**** Dataset extract ****

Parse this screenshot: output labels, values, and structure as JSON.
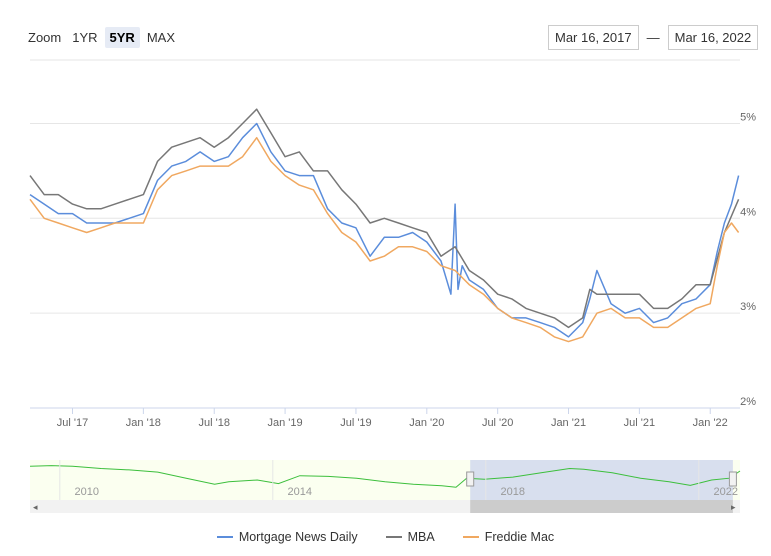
{
  "toolbar": {
    "zoom_label": "Zoom",
    "zoom_buttons": [
      "1YR",
      "5YR",
      "MAX"
    ],
    "active": "5YR",
    "range_from": "Mar 16, 2017",
    "range_sep": "—",
    "range_to": "Mar 16, 2022"
  },
  "colors": {
    "mortgage_news_daily": "#5b8ddb",
    "mba": "#777777",
    "freddie_mac": "#f0a860",
    "navigator_line": "#3cbf3c"
  },
  "navigator": {
    "labels": [
      "2010",
      "2014",
      "2018",
      "2022"
    ],
    "selection_from": 0.62,
    "selection_to": 0.99
  },
  "chart_data": {
    "type": "line",
    "title": "",
    "xlim": [
      2017.2,
      2022.21
    ],
    "ylim": [
      2,
      5.3
    ],
    "x_ticks": [
      {
        "x": 2017.5,
        "label": "Jul '17"
      },
      {
        "x": 2018.0,
        "label": "Jan '18"
      },
      {
        "x": 2018.5,
        "label": "Jul '18"
      },
      {
        "x": 2019.0,
        "label": "Jan '19"
      },
      {
        "x": 2019.5,
        "label": "Jul '19"
      },
      {
        "x": 2020.0,
        "label": "Jan '20"
      },
      {
        "x": 2020.5,
        "label": "Jul '20"
      },
      {
        "x": 2021.0,
        "label": "Jan '21"
      },
      {
        "x": 2021.5,
        "label": "Jul '21"
      },
      {
        "x": 2022.0,
        "label": "Jan '22"
      }
    ],
    "y_ticks": [
      {
        "y": 2,
        "label": "2%"
      },
      {
        "y": 3,
        "label": "3%"
      },
      {
        "y": 4,
        "label": "4%"
      },
      {
        "y": 5,
        "label": "5%"
      }
    ],
    "series": [
      {
        "name": "Mortgage News Daily",
        "x": [
          2017.2,
          2017.3,
          2017.4,
          2017.5,
          2017.6,
          2017.7,
          2017.8,
          2017.9,
          2018.0,
          2018.1,
          2018.2,
          2018.3,
          2018.4,
          2018.5,
          2018.6,
          2018.7,
          2018.8,
          2018.9,
          2019.0,
          2019.1,
          2019.2,
          2019.3,
          2019.4,
          2019.5,
          2019.6,
          2019.7,
          2019.8,
          2019.9,
          2020.0,
          2020.1,
          2020.17,
          2020.2,
          2020.22,
          2020.25,
          2020.3,
          2020.4,
          2020.5,
          2020.6,
          2020.7,
          2020.8,
          2020.9,
          2021.0,
          2021.1,
          2021.15,
          2021.2,
          2021.3,
          2021.4,
          2021.5,
          2021.6,
          2021.7,
          2021.8,
          2021.9,
          2022.0,
          2022.05,
          2022.1,
          2022.15,
          2022.2
        ],
        "y": [
          4.25,
          4.15,
          4.05,
          4.05,
          3.95,
          3.95,
          3.95,
          4.0,
          4.05,
          4.4,
          4.55,
          4.6,
          4.7,
          4.6,
          4.65,
          4.85,
          5.0,
          4.7,
          4.5,
          4.45,
          4.45,
          4.1,
          3.95,
          3.9,
          3.6,
          3.8,
          3.8,
          3.85,
          3.75,
          3.55,
          3.2,
          4.15,
          3.25,
          3.5,
          3.35,
          3.25,
          3.05,
          2.95,
          2.95,
          2.9,
          2.85,
          2.75,
          2.9,
          3.15,
          3.45,
          3.1,
          3.0,
          3.05,
          2.9,
          2.95,
          3.1,
          3.15,
          3.3,
          3.65,
          3.95,
          4.15,
          4.45
        ]
      },
      {
        "name": "MBA",
        "x": [
          2017.2,
          2017.3,
          2017.4,
          2017.5,
          2017.6,
          2017.7,
          2017.8,
          2017.9,
          2018.0,
          2018.1,
          2018.2,
          2018.3,
          2018.4,
          2018.5,
          2018.6,
          2018.7,
          2018.8,
          2018.9,
          2019.0,
          2019.1,
          2019.2,
          2019.3,
          2019.4,
          2019.5,
          2019.6,
          2019.7,
          2019.8,
          2019.9,
          2020.0,
          2020.1,
          2020.2,
          2020.3,
          2020.4,
          2020.5,
          2020.6,
          2020.7,
          2020.8,
          2020.9,
          2021.0,
          2021.1,
          2021.15,
          2021.2,
          2021.3,
          2021.4,
          2021.5,
          2021.6,
          2021.7,
          2021.8,
          2021.9,
          2022.0,
          2022.1,
          2022.2
        ],
        "y": [
          4.45,
          4.25,
          4.25,
          4.15,
          4.1,
          4.1,
          4.15,
          4.2,
          4.25,
          4.6,
          4.75,
          4.8,
          4.85,
          4.75,
          4.85,
          5.0,
          5.15,
          4.9,
          4.65,
          4.7,
          4.5,
          4.5,
          4.3,
          4.15,
          3.95,
          4.0,
          3.95,
          3.9,
          3.85,
          3.6,
          3.7,
          3.45,
          3.35,
          3.2,
          3.15,
          3.05,
          3.0,
          2.95,
          2.85,
          2.95,
          3.25,
          3.2,
          3.2,
          3.2,
          3.2,
          3.05,
          3.05,
          3.15,
          3.3,
          3.3,
          3.85,
          4.2
        ]
      },
      {
        "name": "Freddie Mac",
        "x": [
          2017.2,
          2017.3,
          2017.4,
          2017.5,
          2017.6,
          2017.7,
          2017.8,
          2017.9,
          2018.0,
          2018.1,
          2018.2,
          2018.3,
          2018.4,
          2018.5,
          2018.6,
          2018.7,
          2018.8,
          2018.9,
          2019.0,
          2019.1,
          2019.2,
          2019.3,
          2019.4,
          2019.5,
          2019.6,
          2019.7,
          2019.8,
          2019.9,
          2020.0,
          2020.1,
          2020.2,
          2020.3,
          2020.4,
          2020.5,
          2020.6,
          2020.7,
          2020.8,
          2020.9,
          2021.0,
          2021.1,
          2021.2,
          2021.3,
          2021.4,
          2021.5,
          2021.6,
          2021.7,
          2021.8,
          2021.9,
          2022.0,
          2022.05,
          2022.1,
          2022.15,
          2022.2
        ],
        "y": [
          4.2,
          4.0,
          3.95,
          3.9,
          3.85,
          3.9,
          3.95,
          3.95,
          3.95,
          4.3,
          4.45,
          4.5,
          4.55,
          4.55,
          4.55,
          4.65,
          4.85,
          4.6,
          4.45,
          4.35,
          4.3,
          4.05,
          3.85,
          3.75,
          3.55,
          3.6,
          3.7,
          3.7,
          3.65,
          3.5,
          3.45,
          3.3,
          3.2,
          3.05,
          2.95,
          2.9,
          2.85,
          2.75,
          2.7,
          2.75,
          3.0,
          3.05,
          2.95,
          2.95,
          2.85,
          2.85,
          2.95,
          3.05,
          3.1,
          3.5,
          3.85,
          3.95,
          3.85
        ]
      }
    ],
    "legend_position": "bottom-center",
    "grid": true
  }
}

****

* **Objective**
Reproduce the whole listing word for word, setting aside any pictures.

* **Finished task**
Parse this screenshot: output labels, values, and structure as JSON.
{
  "toolbar": {
    "zoom_label": "Zoom",
    "zoom_buttons": [
      "1YR",
      "5YR",
      "MAX"
    ],
    "active": "5YR",
    "range_from": "Mar 16, 2017",
    "range_sep": "—",
    "range_to": "Mar 16, 2022"
  },
  "colors": {
    "mortgage_news_daily": "#5b8ddb",
    "mba": "#777777",
    "freddie_mac": "#f0a860",
    "navigator_line": "#3cbf3c"
  },
  "navigator": {
    "labels": [
      "2010",
      "2014",
      "2018",
      "2022"
    ],
    "selection_from": 0.62,
    "selection_to": 0.99
  },
  "chart_data": {
    "type": "line",
    "title": "",
    "xlim": [
      2017.2,
      2022.21
    ],
    "ylim": [
      2,
      5.3
    ],
    "x_ticks": [
      {
        "x": 2017.5,
        "label": "Jul '17"
      },
      {
        "x": 2018.0,
        "label": "Jan '18"
      },
      {
        "x": 2018.5,
        "label": "Jul '18"
      },
      {
        "x": 2019.0,
        "label": "Jan '19"
      },
      {
        "x": 2019.5,
        "label": "Jul '19"
      },
      {
        "x": 2020.0,
        "label": "Jan '20"
      },
      {
        "x": 2020.5,
        "label": "Jul '20"
      },
      {
        "x": 2021.0,
        "label": "Jan '21"
      },
      {
        "x": 2021.5,
        "label": "Jul '21"
      },
      {
        "x": 2022.0,
        "label": "Jan '22"
      }
    ],
    "y_ticks": [
      {
        "y": 2,
        "label": "2%"
      },
      {
        "y": 3,
        "label": "3%"
      },
      {
        "y": 4,
        "label": "4%"
      },
      {
        "y": 5,
        "label": "5%"
      }
    ],
    "series": [
      {
        "name": "Mortgage News Daily",
        "x": [
          2017.2,
          2017.3,
          2017.4,
          2017.5,
          2017.6,
          2017.7,
          2017.8,
          2017.9,
          2018.0,
          2018.1,
          2018.2,
          2018.3,
          2018.4,
          2018.5,
          2018.6,
          2018.7,
          2018.8,
          2018.9,
          2019.0,
          2019.1,
          2019.2,
          2019.3,
          2019.4,
          2019.5,
          2019.6,
          2019.7,
          2019.8,
          2019.9,
          2020.0,
          2020.1,
          2020.17,
          2020.2,
          2020.22,
          2020.25,
          2020.3,
          2020.4,
          2020.5,
          2020.6,
          2020.7,
          2020.8,
          2020.9,
          2021.0,
          2021.1,
          2021.15,
          2021.2,
          2021.3,
          2021.4,
          2021.5,
          2021.6,
          2021.7,
          2021.8,
          2021.9,
          2022.0,
          2022.05,
          2022.1,
          2022.15,
          2022.2
        ],
        "y": [
          4.25,
          4.15,
          4.05,
          4.05,
          3.95,
          3.95,
          3.95,
          4.0,
          4.05,
          4.4,
          4.55,
          4.6,
          4.7,
          4.6,
          4.65,
          4.85,
          5.0,
          4.7,
          4.5,
          4.45,
          4.45,
          4.1,
          3.95,
          3.9,
          3.6,
          3.8,
          3.8,
          3.85,
          3.75,
          3.55,
          3.2,
          4.15,
          3.25,
          3.5,
          3.35,
          3.25,
          3.05,
          2.95,
          2.95,
          2.9,
          2.85,
          2.75,
          2.9,
          3.15,
          3.45,
          3.1,
          3.0,
          3.05,
          2.9,
          2.95,
          3.1,
          3.15,
          3.3,
          3.65,
          3.95,
          4.15,
          4.45
        ]
      },
      {
        "name": "MBA",
        "x": [
          2017.2,
          2017.3,
          2017.4,
          2017.5,
          2017.6,
          2017.7,
          2017.8,
          2017.9,
          2018.0,
          2018.1,
          2018.2,
          2018.3,
          2018.4,
          2018.5,
          2018.6,
          2018.7,
          2018.8,
          2018.9,
          2019.0,
          2019.1,
          2019.2,
          2019.3,
          2019.4,
          2019.5,
          2019.6,
          2019.7,
          2019.8,
          2019.9,
          2020.0,
          2020.1,
          2020.2,
          2020.3,
          2020.4,
          2020.5,
          2020.6,
          2020.7,
          2020.8,
          2020.9,
          2021.0,
          2021.1,
          2021.15,
          2021.2,
          2021.3,
          2021.4,
          2021.5,
          2021.6,
          2021.7,
          2021.8,
          2021.9,
          2022.0,
          2022.1,
          2022.2
        ],
        "y": [
          4.45,
          4.25,
          4.25,
          4.15,
          4.1,
          4.1,
          4.15,
          4.2,
          4.25,
          4.6,
          4.75,
          4.8,
          4.85,
          4.75,
          4.85,
          5.0,
          5.15,
          4.9,
          4.65,
          4.7,
          4.5,
          4.5,
          4.3,
          4.15,
          3.95,
          4.0,
          3.95,
          3.9,
          3.85,
          3.6,
          3.7,
          3.45,
          3.35,
          3.2,
          3.15,
          3.05,
          3.0,
          2.95,
          2.85,
          2.95,
          3.25,
          3.2,
          3.2,
          3.2,
          3.2,
          3.05,
          3.05,
          3.15,
          3.3,
          3.3,
          3.85,
          4.2
        ]
      },
      {
        "name": "Freddie Mac",
        "x": [
          2017.2,
          2017.3,
          2017.4,
          2017.5,
          2017.6,
          2017.7,
          2017.8,
          2017.9,
          2018.0,
          2018.1,
          2018.2,
          2018.3,
          2018.4,
          2018.5,
          2018.6,
          2018.7,
          2018.8,
          2018.9,
          2019.0,
          2019.1,
          2019.2,
          2019.3,
          2019.4,
          2019.5,
          2019.6,
          2019.7,
          2019.8,
          2019.9,
          2020.0,
          2020.1,
          2020.2,
          2020.3,
          2020.4,
          2020.5,
          2020.6,
          2020.7,
          2020.8,
          2020.9,
          2021.0,
          2021.1,
          2021.2,
          2021.3,
          2021.4,
          2021.5,
          2021.6,
          2021.7,
          2021.8,
          2021.9,
          2022.0,
          2022.05,
          2022.1,
          2022.15,
          2022.2
        ],
        "y": [
          4.2,
          4.0,
          3.95,
          3.9,
          3.85,
          3.9,
          3.95,
          3.95,
          3.95,
          4.3,
          4.45,
          4.5,
          4.55,
          4.55,
          4.55,
          4.65,
          4.85,
          4.6,
          4.45,
          4.35,
          4.3,
          4.05,
          3.85,
          3.75,
          3.55,
          3.6,
          3.7,
          3.7,
          3.65,
          3.5,
          3.45,
          3.3,
          3.2,
          3.05,
          2.95,
          2.9,
          2.85,
          2.75,
          2.7,
          2.75,
          3.0,
          3.05,
          2.95,
          2.95,
          2.85,
          2.85,
          2.95,
          3.05,
          3.1,
          3.5,
          3.85,
          3.95,
          3.85
        ]
      }
    ],
    "legend_position": "bottom-center",
    "grid": true
  }
}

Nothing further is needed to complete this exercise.